Determine which lines contain the word "this", then copy those lines.

-- BEGIN DATA EXCERPTS --

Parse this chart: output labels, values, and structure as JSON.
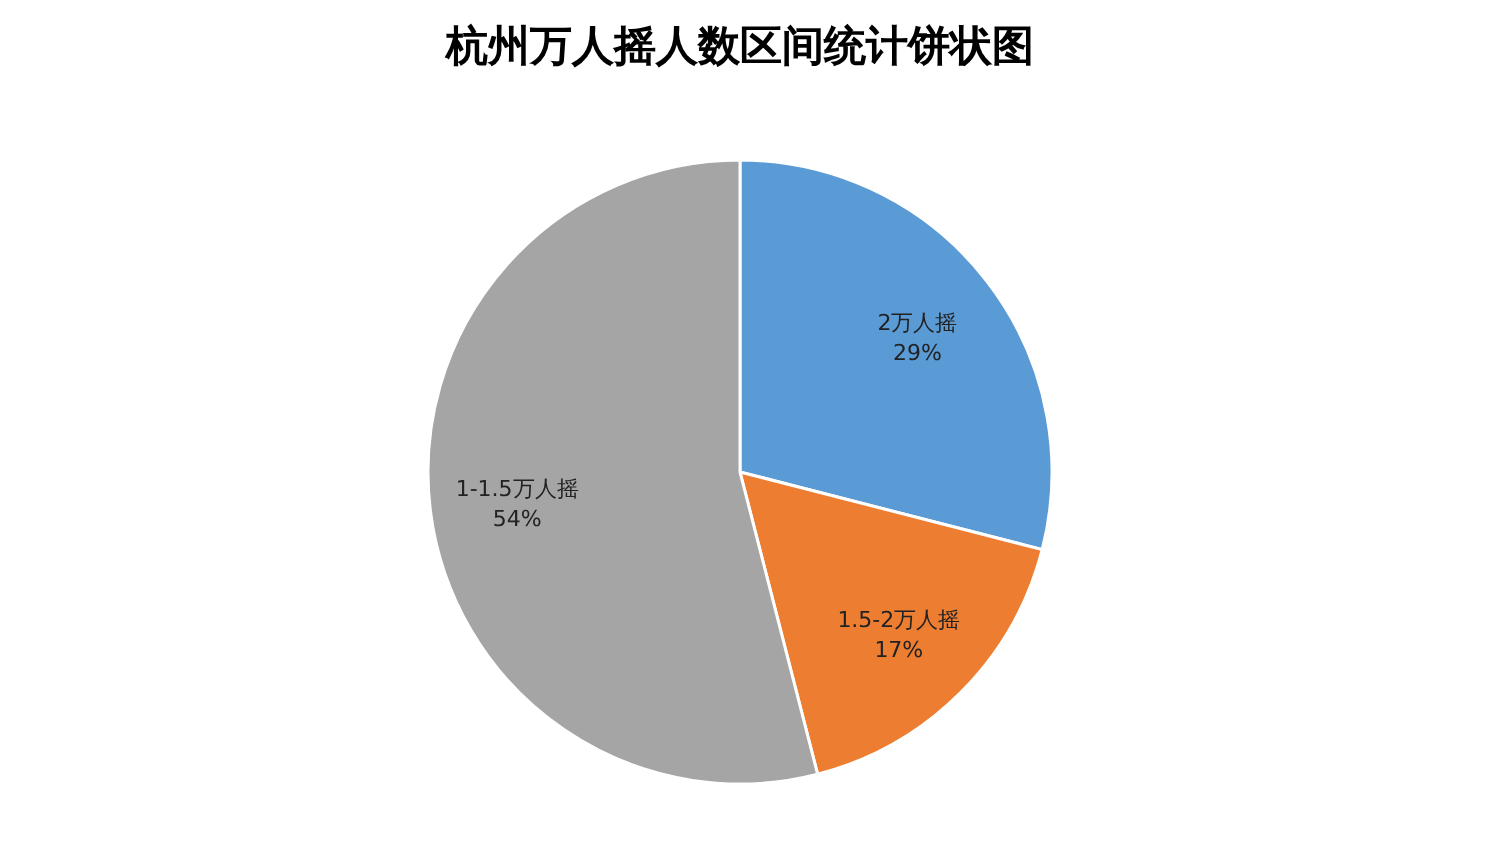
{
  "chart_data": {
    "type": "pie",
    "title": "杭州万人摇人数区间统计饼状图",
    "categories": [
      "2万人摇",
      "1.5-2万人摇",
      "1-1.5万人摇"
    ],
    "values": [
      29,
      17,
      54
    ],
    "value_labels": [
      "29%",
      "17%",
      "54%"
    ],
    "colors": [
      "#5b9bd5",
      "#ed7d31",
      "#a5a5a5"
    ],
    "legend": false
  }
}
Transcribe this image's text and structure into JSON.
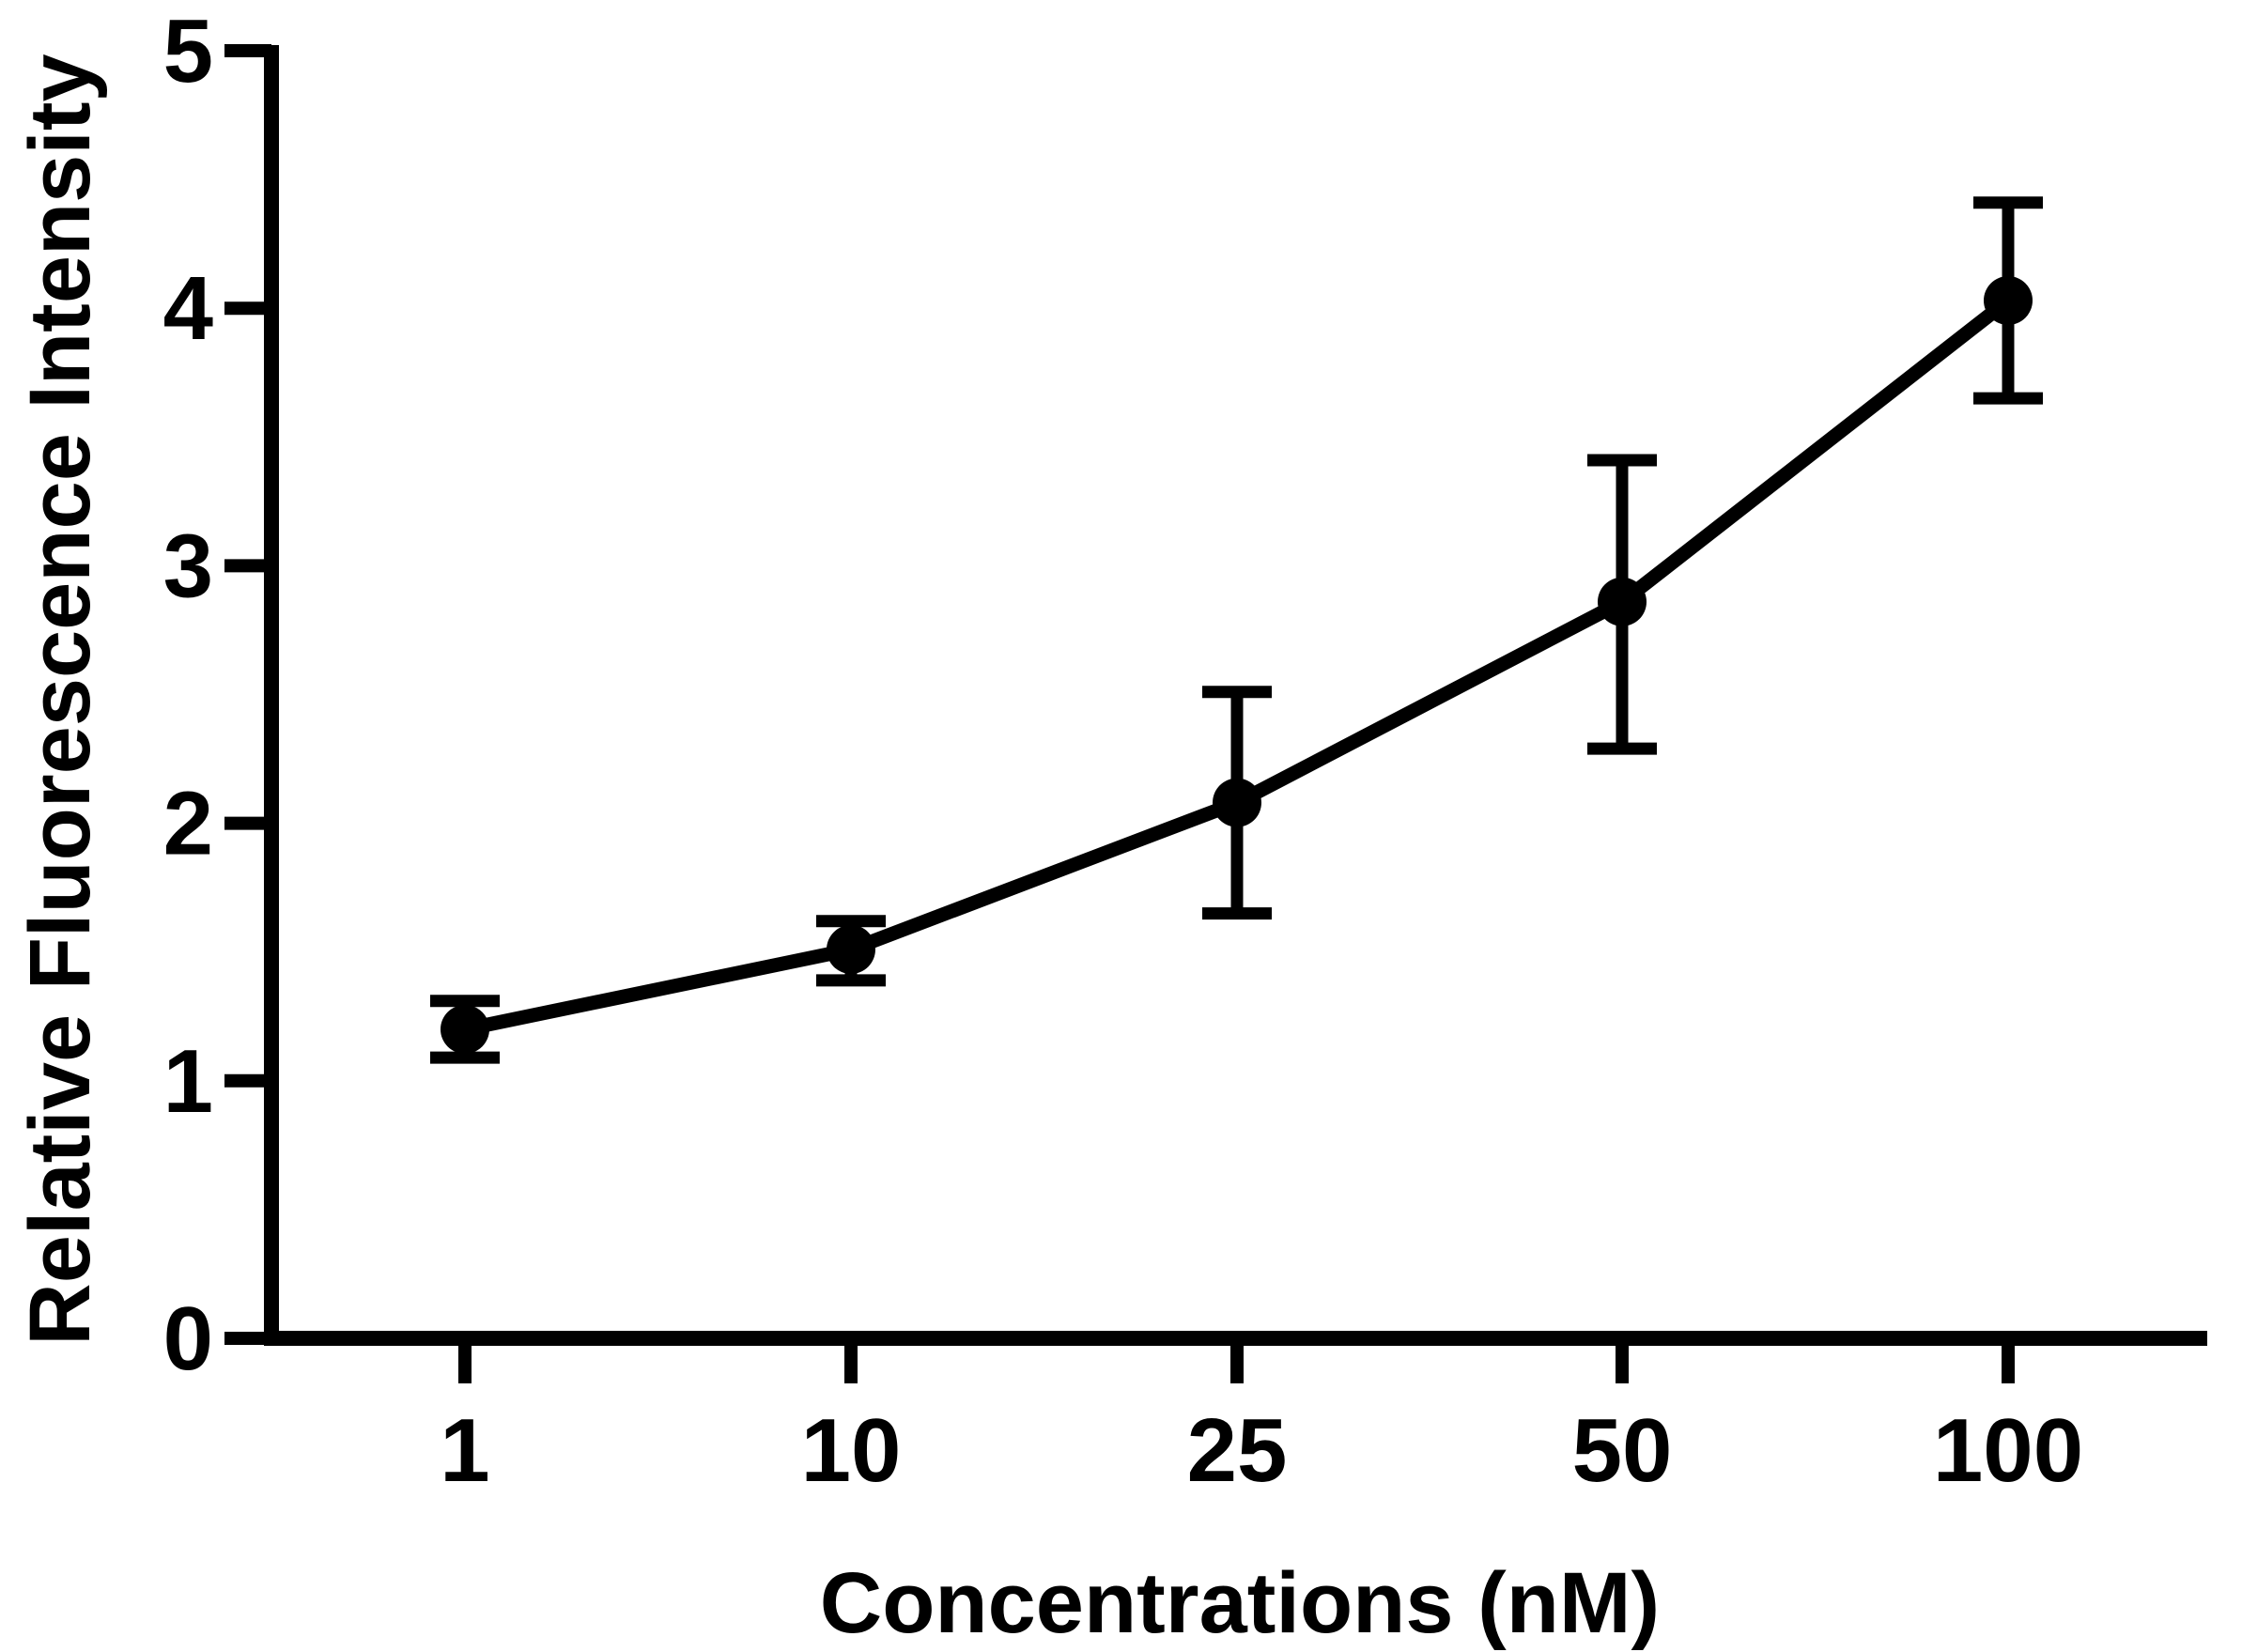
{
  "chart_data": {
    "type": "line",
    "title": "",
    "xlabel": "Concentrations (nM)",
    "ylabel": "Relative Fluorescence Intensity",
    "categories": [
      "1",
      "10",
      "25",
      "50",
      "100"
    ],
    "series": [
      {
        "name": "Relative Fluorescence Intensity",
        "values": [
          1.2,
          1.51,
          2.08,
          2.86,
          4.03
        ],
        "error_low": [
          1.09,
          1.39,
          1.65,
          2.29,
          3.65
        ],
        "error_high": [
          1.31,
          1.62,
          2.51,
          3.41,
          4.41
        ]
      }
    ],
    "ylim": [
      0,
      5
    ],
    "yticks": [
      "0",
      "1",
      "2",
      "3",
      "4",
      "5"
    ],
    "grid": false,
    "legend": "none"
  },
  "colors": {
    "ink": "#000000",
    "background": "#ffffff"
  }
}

-- END DATA EXCERPTS --

:: THE COMPLETED TASK ::
Parse this chart: output labels, values, and structure as JSON.
Transcribe this image's text and structure into JSON.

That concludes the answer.